[Stored records]
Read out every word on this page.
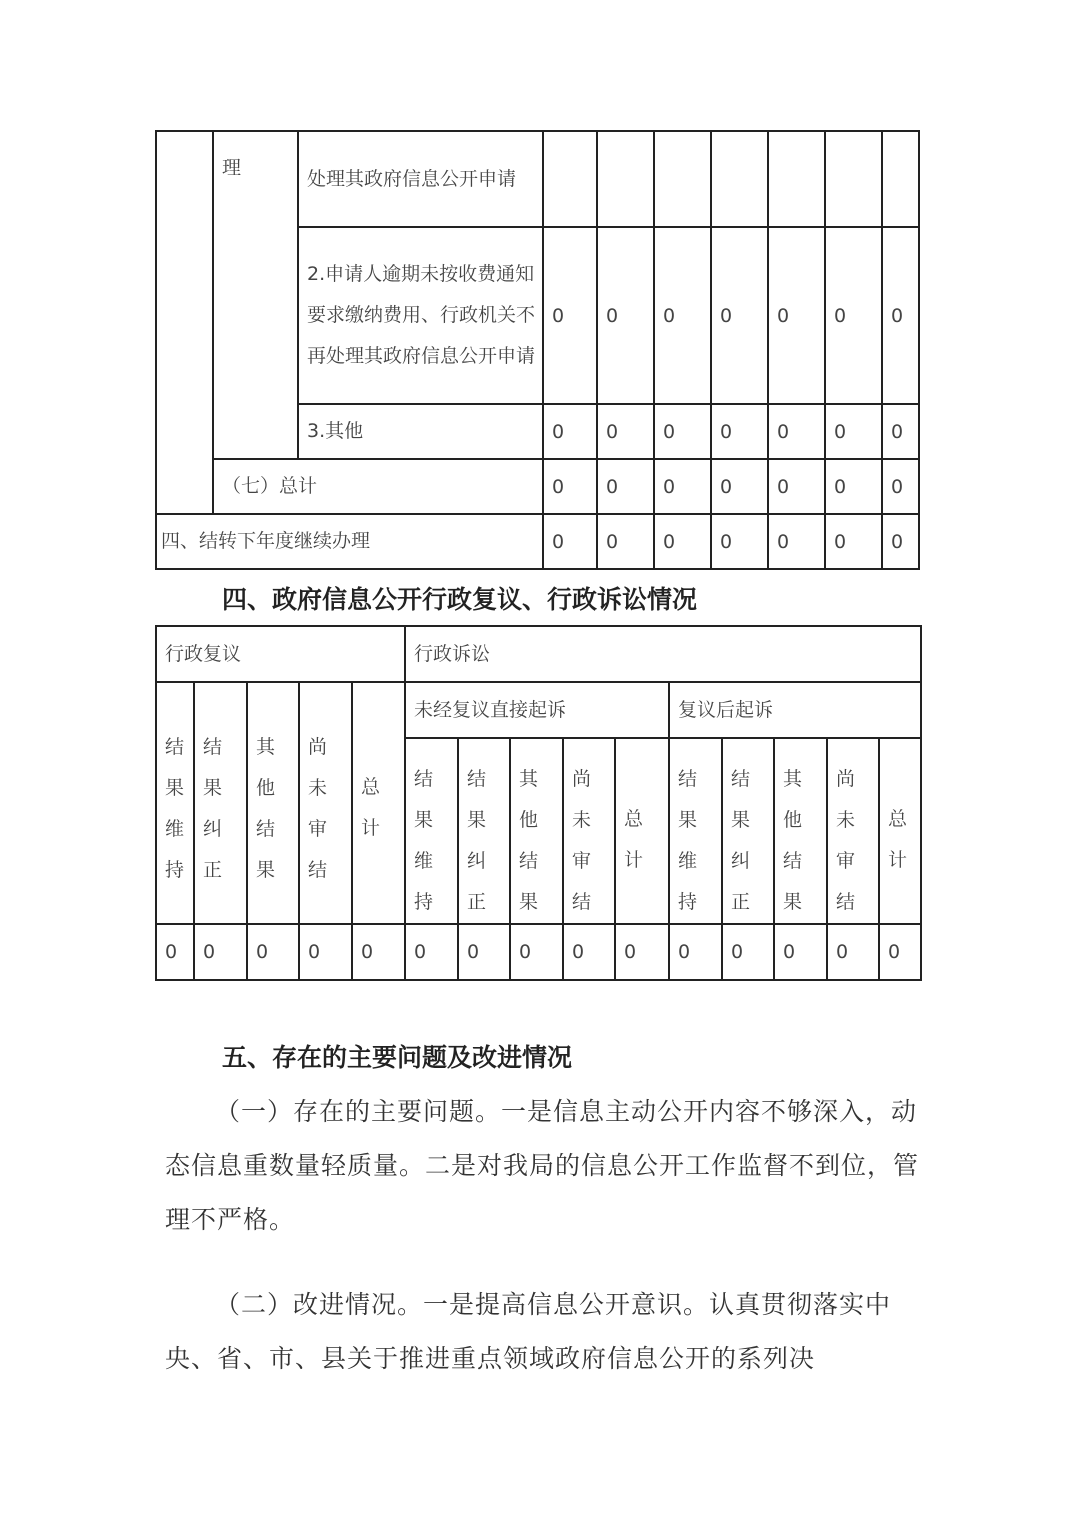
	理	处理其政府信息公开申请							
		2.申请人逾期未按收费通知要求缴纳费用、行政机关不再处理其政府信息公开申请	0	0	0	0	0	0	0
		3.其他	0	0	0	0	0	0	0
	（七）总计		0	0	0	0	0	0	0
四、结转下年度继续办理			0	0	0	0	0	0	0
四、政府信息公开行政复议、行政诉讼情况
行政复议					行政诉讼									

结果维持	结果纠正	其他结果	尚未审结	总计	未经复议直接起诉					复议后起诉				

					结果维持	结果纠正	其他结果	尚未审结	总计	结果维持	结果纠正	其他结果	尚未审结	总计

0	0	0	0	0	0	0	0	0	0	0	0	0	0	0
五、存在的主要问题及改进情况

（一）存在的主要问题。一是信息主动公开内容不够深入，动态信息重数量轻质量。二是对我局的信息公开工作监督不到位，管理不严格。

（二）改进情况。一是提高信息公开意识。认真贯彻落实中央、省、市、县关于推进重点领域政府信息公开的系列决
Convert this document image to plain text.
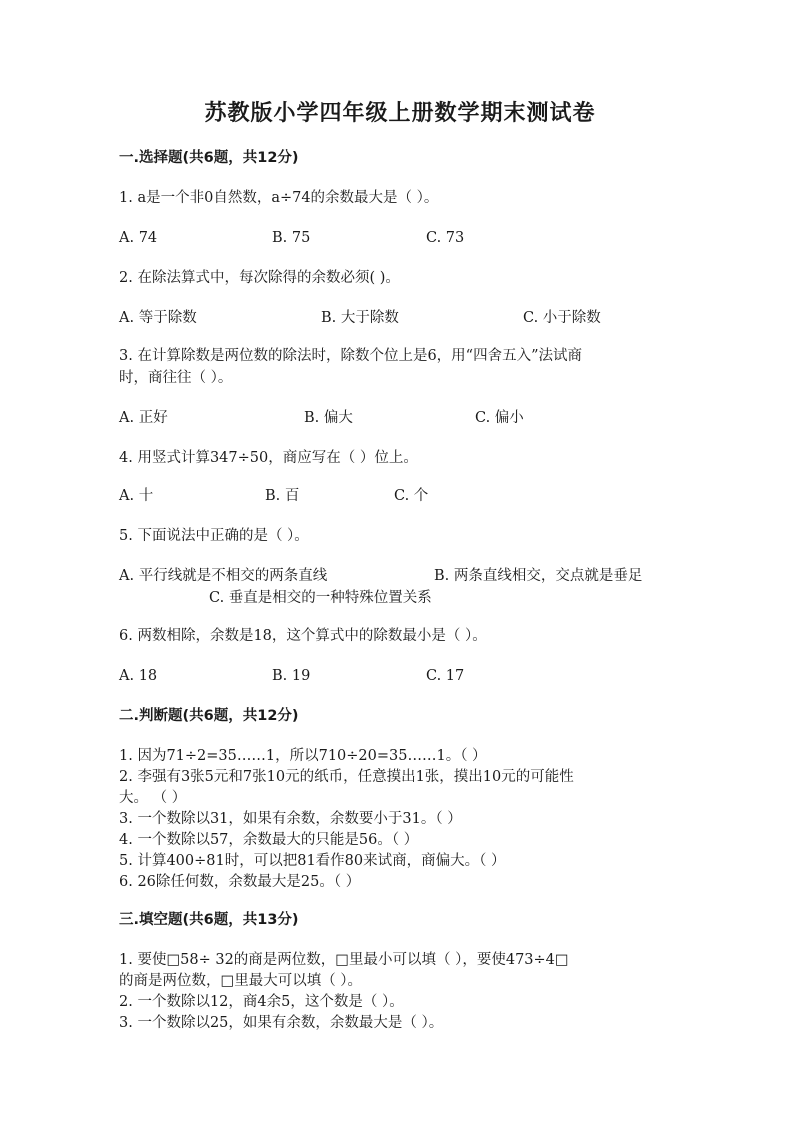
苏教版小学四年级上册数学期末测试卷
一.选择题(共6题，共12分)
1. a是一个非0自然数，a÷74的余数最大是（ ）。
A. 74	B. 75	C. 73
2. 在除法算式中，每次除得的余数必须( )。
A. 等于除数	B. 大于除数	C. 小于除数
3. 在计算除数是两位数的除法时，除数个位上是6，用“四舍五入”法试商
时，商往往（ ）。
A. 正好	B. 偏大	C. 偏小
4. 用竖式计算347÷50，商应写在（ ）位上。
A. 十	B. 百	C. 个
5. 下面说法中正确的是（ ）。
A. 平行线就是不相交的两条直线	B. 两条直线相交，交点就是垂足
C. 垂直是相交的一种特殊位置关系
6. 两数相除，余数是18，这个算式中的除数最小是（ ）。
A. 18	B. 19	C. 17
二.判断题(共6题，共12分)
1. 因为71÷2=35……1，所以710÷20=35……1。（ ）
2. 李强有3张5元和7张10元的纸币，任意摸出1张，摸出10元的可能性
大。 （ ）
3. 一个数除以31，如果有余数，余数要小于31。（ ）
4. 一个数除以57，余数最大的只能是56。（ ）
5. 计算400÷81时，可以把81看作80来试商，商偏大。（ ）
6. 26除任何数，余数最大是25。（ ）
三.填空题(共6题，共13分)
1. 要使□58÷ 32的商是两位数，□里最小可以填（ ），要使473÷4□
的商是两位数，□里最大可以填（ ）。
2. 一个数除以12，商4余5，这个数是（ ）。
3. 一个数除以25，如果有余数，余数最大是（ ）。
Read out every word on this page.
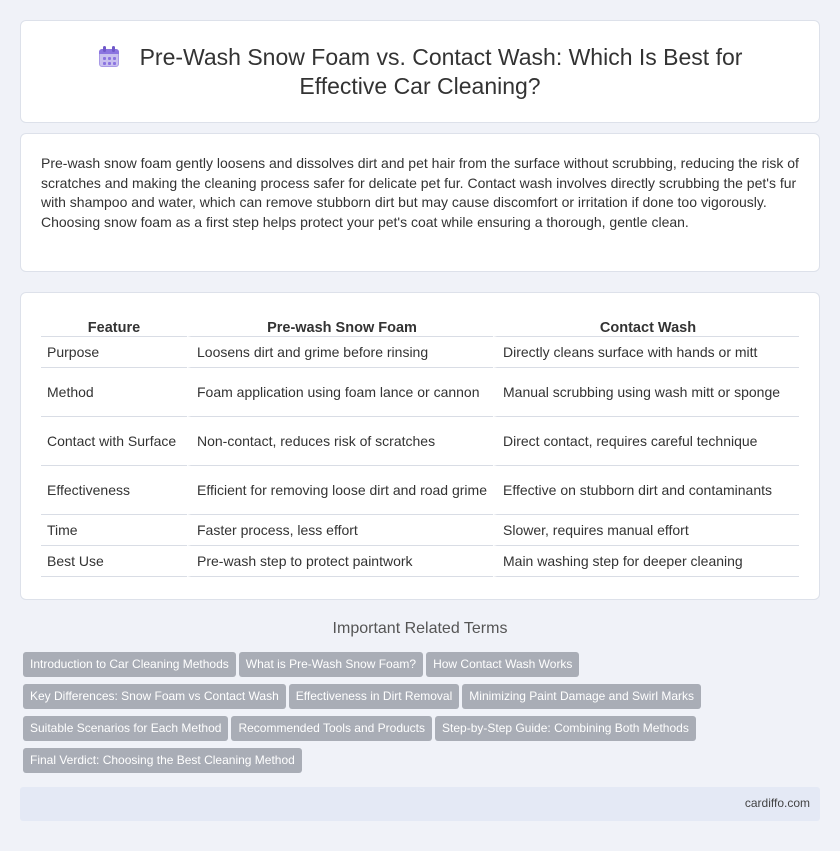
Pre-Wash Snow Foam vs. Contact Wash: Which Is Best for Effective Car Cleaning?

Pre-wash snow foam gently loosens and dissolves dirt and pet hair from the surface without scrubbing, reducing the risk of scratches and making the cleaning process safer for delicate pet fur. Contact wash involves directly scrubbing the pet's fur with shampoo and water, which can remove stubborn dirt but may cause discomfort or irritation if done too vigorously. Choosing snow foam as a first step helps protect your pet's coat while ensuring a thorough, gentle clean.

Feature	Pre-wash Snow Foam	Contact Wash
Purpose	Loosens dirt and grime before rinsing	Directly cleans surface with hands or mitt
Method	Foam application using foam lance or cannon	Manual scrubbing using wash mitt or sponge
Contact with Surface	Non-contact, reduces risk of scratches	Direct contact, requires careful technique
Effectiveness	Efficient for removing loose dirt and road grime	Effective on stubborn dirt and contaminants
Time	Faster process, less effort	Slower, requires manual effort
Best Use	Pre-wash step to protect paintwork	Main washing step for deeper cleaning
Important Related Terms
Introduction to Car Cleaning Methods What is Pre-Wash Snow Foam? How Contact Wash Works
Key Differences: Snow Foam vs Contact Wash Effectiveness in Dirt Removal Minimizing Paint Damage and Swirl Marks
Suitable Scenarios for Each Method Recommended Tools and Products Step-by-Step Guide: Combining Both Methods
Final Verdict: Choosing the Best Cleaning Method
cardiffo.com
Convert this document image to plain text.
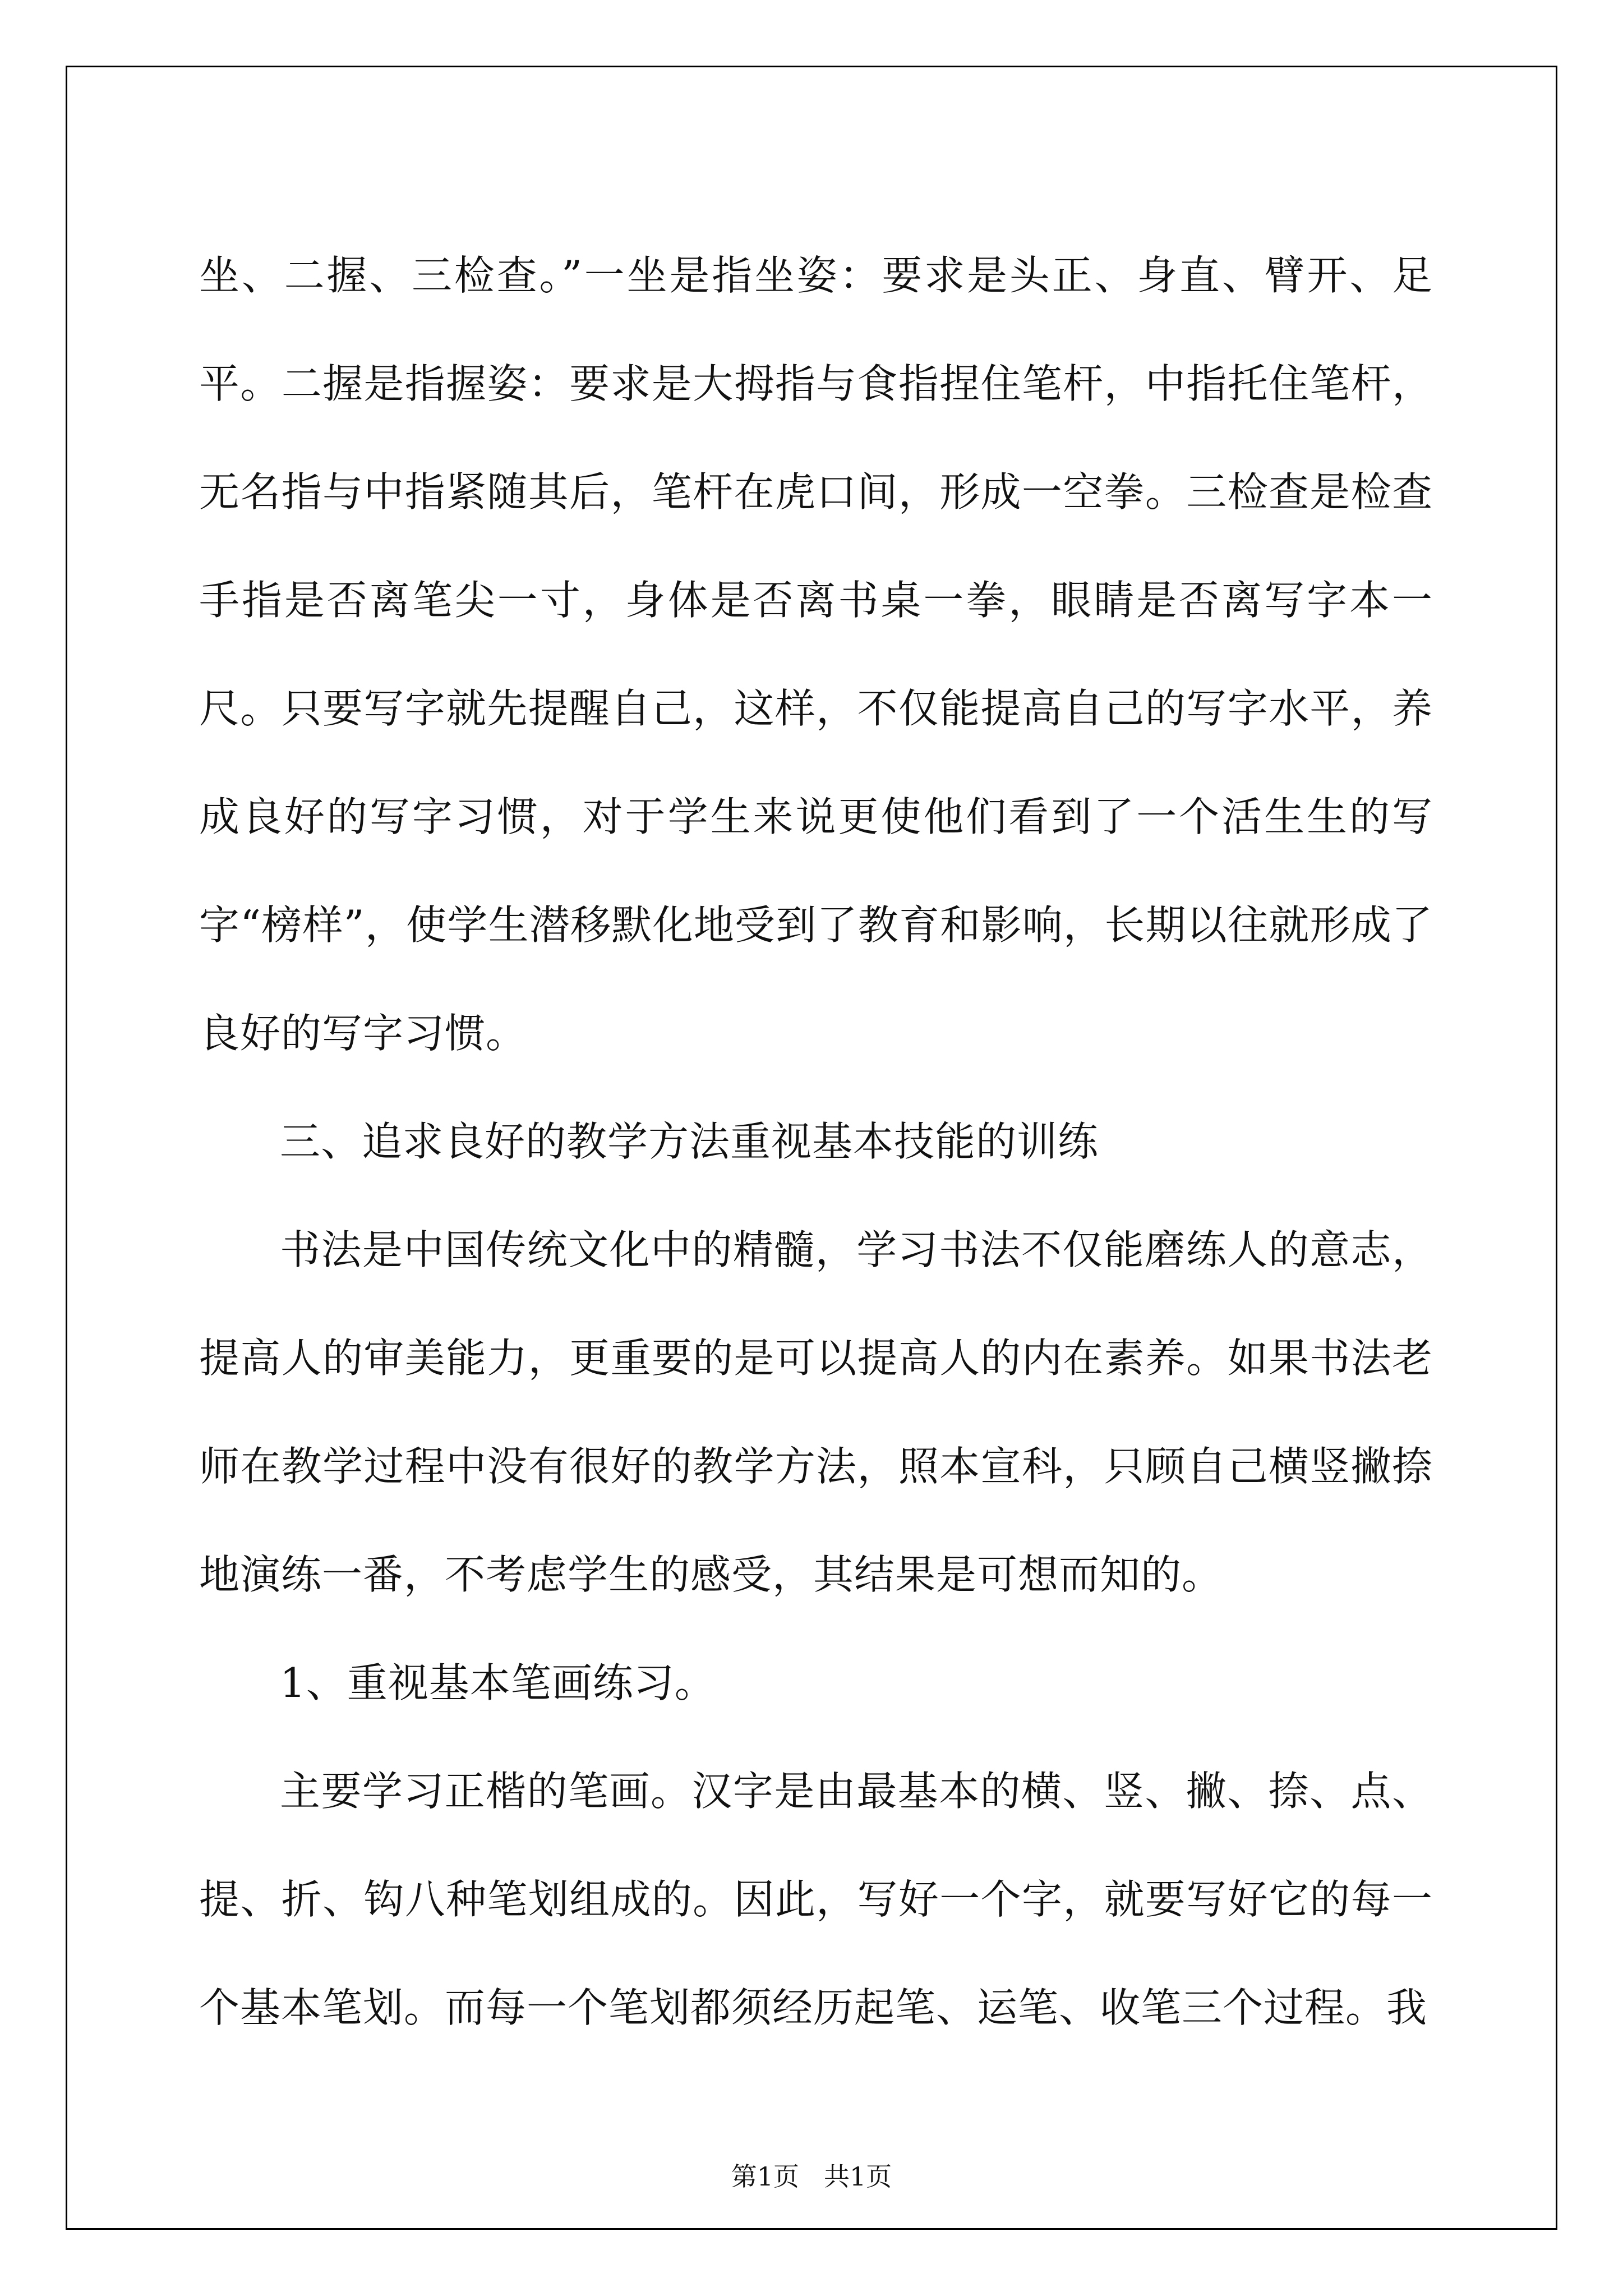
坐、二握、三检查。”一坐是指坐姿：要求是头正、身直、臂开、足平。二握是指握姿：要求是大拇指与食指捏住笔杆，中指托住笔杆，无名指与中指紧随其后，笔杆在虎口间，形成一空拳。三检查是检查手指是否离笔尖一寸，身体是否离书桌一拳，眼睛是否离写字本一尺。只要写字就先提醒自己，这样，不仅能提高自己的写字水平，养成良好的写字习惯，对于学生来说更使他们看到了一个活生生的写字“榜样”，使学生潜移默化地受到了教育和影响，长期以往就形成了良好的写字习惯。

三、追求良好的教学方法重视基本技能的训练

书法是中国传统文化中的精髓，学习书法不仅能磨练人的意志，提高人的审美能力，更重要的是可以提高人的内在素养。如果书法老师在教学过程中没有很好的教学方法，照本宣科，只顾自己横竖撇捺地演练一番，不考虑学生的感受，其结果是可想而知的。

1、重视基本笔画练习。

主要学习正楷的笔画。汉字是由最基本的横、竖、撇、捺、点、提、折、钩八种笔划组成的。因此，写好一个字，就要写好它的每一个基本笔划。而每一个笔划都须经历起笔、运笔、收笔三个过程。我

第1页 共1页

### Stated problem
Copy out all lines above that include the string "Best".

### Correct answer
Pre-Wash Snow Foam vs. Contact Wash: Which Is Best for Effective Car Cleaning?
Best Use	Pre-wash step to protect paintwork	Main washing step for deeper cleaning
Final Verdict: Choosing the Best Cleaning Method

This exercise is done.